- [WHAT YOU SHOULD DO]: Copy the lines below word for word, leaving out the pictures.

- [INPUT]:
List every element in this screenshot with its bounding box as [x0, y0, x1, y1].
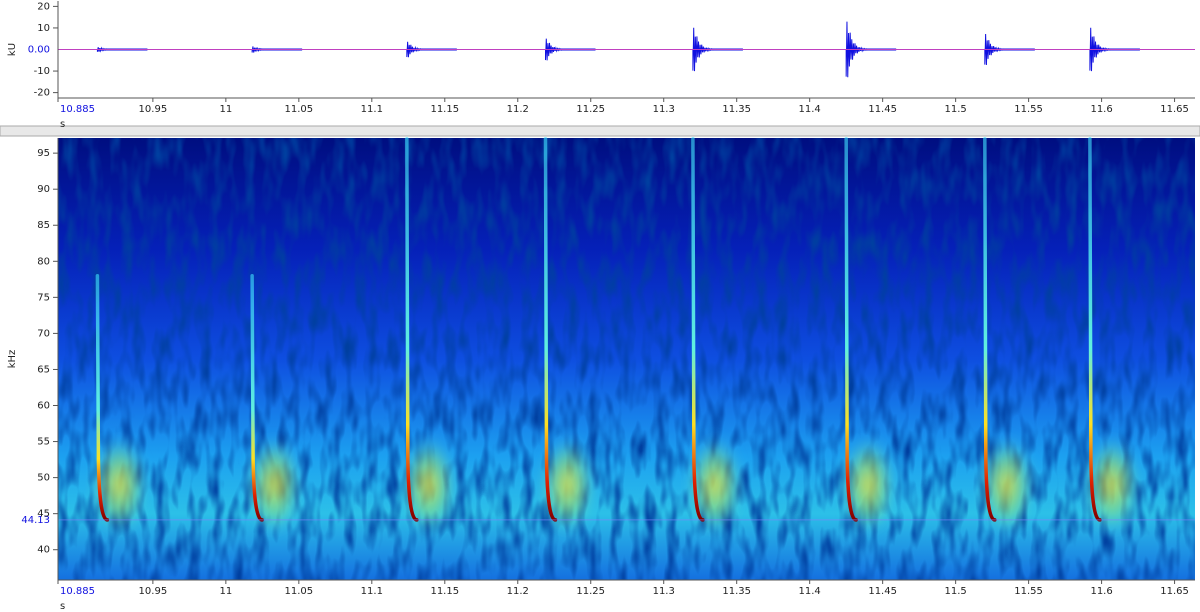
call-echo — [840, 434, 897, 535]
x-tick-label: 11.3 — [653, 586, 675, 597]
x-tick-label: 11.1 — [361, 104, 383, 115]
call — [983, 136, 997, 522]
x-tick-label: 11.25 — [576, 104, 605, 115]
x-tick-label: 10.885 — [60, 586, 95, 597]
x-axis-label: s — [60, 601, 65, 612]
x-tick-label: 11.15 — [430, 104, 459, 115]
call — [543, 136, 558, 522]
x-tick-label: 11.15 — [430, 586, 459, 597]
x-tick-label: 11 — [219, 586, 232, 597]
y-axis-label: kU — [7, 43, 18, 56]
x-tick-label: 11.35 — [722, 586, 751, 597]
y-tick-label: 40 — [37, 545, 50, 556]
call-echo — [539, 434, 596, 535]
y-tick-label: -10 — [34, 66, 50, 77]
x-tick-label: 11.6 — [1090, 586, 1112, 597]
x-tick-label: 11.05 — [285, 104, 314, 115]
y-tick-label: 75 — [37, 292, 50, 303]
y-tick-label: 95 — [37, 148, 50, 159]
call — [405, 136, 419, 522]
x-tick-label: 11.25 — [576, 586, 605, 597]
call — [691, 136, 705, 522]
y-tick-label: 85 — [37, 220, 50, 231]
x-tick-label: 11.4 — [799, 586, 821, 597]
y-tick-label: 20 — [37, 1, 50, 12]
call — [844, 136, 858, 522]
call — [250, 273, 264, 522]
call-echo — [91, 434, 148, 535]
x-tick-label: 10.885 — [60, 104, 95, 115]
x-tick-label: 11.6 — [1090, 104, 1112, 115]
x-tick-label: 10.95 — [139, 586, 168, 597]
x-tick-label: 11.1 — [361, 586, 383, 597]
cursor-label: 44.13 — [21, 515, 50, 526]
splitter[interactable] — [0, 125, 1200, 137]
x-tick-label: 11.5 — [944, 104, 966, 115]
x-tick-label: 11.05 — [285, 586, 314, 597]
x-tick-label: 11.2 — [507, 586, 529, 597]
y-tick-label: 60 — [37, 401, 50, 412]
x-tick-label: 11.55 — [1014, 104, 1043, 115]
y-tick-label: 50 — [37, 473, 50, 484]
x-tick-label: 11.45 — [868, 104, 897, 115]
x-tick-label: 10.95 — [139, 104, 168, 115]
y-axis-label: kHz — [7, 350, 18, 369]
y-tick-label: 80 — [37, 256, 50, 267]
call-echo — [400, 434, 457, 535]
spectrogram-panel: 44.13 40 45 50 55 60 65 70 75 80 85 90 95 10.885 10.95… — [7, 136, 1195, 612]
x-tick-label: 11.2 — [507, 104, 529, 115]
x-axis-label: s — [60, 119, 65, 130]
x-tick-label: 11.55 — [1014, 586, 1043, 597]
call-echo — [1083, 434, 1140, 535]
y-tick-label: 70 — [37, 328, 50, 339]
y-tick-label: 65 — [37, 364, 50, 375]
y-tick-label: 90 — [37, 184, 50, 195]
cursor-label: 0.00 — [28, 45, 50, 56]
waveform-panel: 0.00 20 10 -10 -20 10.885 10.95 11 11.05 11.1 11.1… — [7, 1, 1195, 130]
x-tick-label: 11.5 — [944, 586, 966, 597]
call-echo — [686, 434, 743, 535]
y-tick-label: 45 — [37, 509, 50, 520]
x-tick-label: 11.4 — [799, 104, 821, 115]
x-tick-label: 11.65 — [1160, 586, 1189, 597]
x-tick-label: 11.45 — [868, 586, 897, 597]
call — [1088, 136, 1102, 522]
call — [95, 273, 110, 522]
y-tick-label: -20 — [34, 88, 50, 99]
y-tick-label: 55 — [37, 437, 50, 448]
call-echo — [246, 434, 303, 535]
call-echo — [978, 434, 1035, 535]
x-tick-label: 11.35 — [722, 104, 751, 115]
x-tick-label: 11.3 — [653, 104, 675, 115]
x-tick-label: 11 — [219, 104, 232, 115]
x-tick-label: 11.65 — [1160, 104, 1189, 115]
y-tick-label: 10 — [37, 23, 50, 34]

- [RESULT]:
List every element in this screenshot with its bounding box as [x0, y0, x1, y1].
call-echo — [840, 434, 897, 535]
x-tick-label: 11.3 — [653, 586, 675, 597]
x-tick-label: 11.1 — [361, 104, 383, 115]
call — [983, 136, 997, 522]
x-tick-label: 11.25 — [576, 104, 605, 115]
x-tick-label: 10.885 — [60, 586, 95, 597]
x-axis-label: s — [60, 601, 65, 612]
x-tick-label: 11.15 — [430, 104, 459, 115]
call — [543, 136, 558, 522]
x-tick-label: 11.15 — [430, 586, 459, 597]
x-tick-label: 11 — [219, 586, 232, 597]
y-axis-label: kU — [7, 43, 18, 56]
x-tick-label: 11.35 — [722, 586, 751, 597]
y-tick-label: 40 — [37, 545, 50, 556]
call-echo — [539, 434, 596, 535]
y-tick-label: -10 — [34, 66, 50, 77]
x-tick-label: 11.6 — [1090, 586, 1112, 597]
x-tick-label: 11.05 — [285, 104, 314, 115]
y-tick-label: 75 — [37, 292, 50, 303]
y-tick-label: 95 — [37, 148, 50, 159]
call — [405, 136, 419, 522]
x-tick-label: 11.25 — [576, 586, 605, 597]
call — [691, 136, 705, 522]
y-tick-label: 85 — [37, 220, 50, 231]
x-tick-label: 11.4 — [799, 586, 821, 597]
y-tick-label: 20 — [37, 1, 50, 12]
call — [844, 136, 858, 522]
call — [250, 273, 264, 522]
call-echo — [91, 434, 148, 535]
x-tick-label: 10.885 — [60, 104, 95, 115]
x-tick-label: 11.6 — [1090, 104, 1112, 115]
x-tick-label: 10.95 — [139, 586, 168, 597]
x-tick-label: 11.1 — [361, 586, 383, 597]
cursor-label: 44.13 — [21, 515, 50, 526]
splitter[interactable] — [0, 125, 1200, 137]
x-tick-label: 11.5 — [944, 104, 966, 115]
x-tick-label: 11.05 — [285, 586, 314, 597]
x-tick-label: 11.2 — [507, 586, 529, 597]
y-tick-label: 60 — [37, 401, 50, 412]
x-tick-label: 11.55 — [1014, 104, 1043, 115]
y-tick-label: 50 — [37, 473, 50, 484]
x-tick-label: 11.45 — [868, 104, 897, 115]
x-tick-label: 10.95 — [139, 104, 168, 115]
y-axis-label: kHz — [7, 350, 18, 369]
y-tick-label: 80 — [37, 256, 50, 267]
call-echo — [400, 434, 457, 535]
spectrogram-panel: 44.13 40 45 50 55 60 65 70 75 80 85 90 95 10.885 10.95… — [7, 136, 1195, 612]
x-tick-label: 11.2 — [507, 104, 529, 115]
x-axis-label: s — [60, 119, 65, 130]
x-tick-label: 11.55 — [1014, 586, 1043, 597]
call-echo — [1083, 434, 1140, 535]
y-tick-label: 70 — [37, 328, 50, 339]
y-tick-label: 65 — [37, 364, 50, 375]
y-tick-label: 90 — [37, 184, 50, 195]
cursor-label: 0.00 — [28, 45, 50, 56]
waveform-panel: 0.00 20 10 -10 -20 10.885 10.95 11 11.05 11.1 11.1… — [7, 1, 1195, 130]
x-tick-label: 11.5 — [944, 586, 966, 597]
call-echo — [686, 434, 743, 535]
y-tick-label: 45 — [37, 509, 50, 520]
x-tick-label: 11.4 — [799, 104, 821, 115]
x-tick-label: 11.65 — [1160, 586, 1189, 597]
x-tick-label: 11.45 — [868, 586, 897, 597]
call — [1088, 136, 1102, 522]
call — [95, 273, 110, 522]
y-tick-label: -20 — [34, 88, 50, 99]
y-tick-label: 55 — [37, 437, 50, 448]
call-echo — [246, 434, 303, 535]
call-echo — [978, 434, 1035, 535]
x-tick-label: 11.35 — [722, 104, 751, 115]
x-tick-label: 11.3 — [653, 104, 675, 115]
x-tick-label: 11 — [219, 104, 232, 115]
x-tick-label: 11.65 — [1160, 104, 1189, 115]
y-tick-label: 10 — [37, 23, 50, 34]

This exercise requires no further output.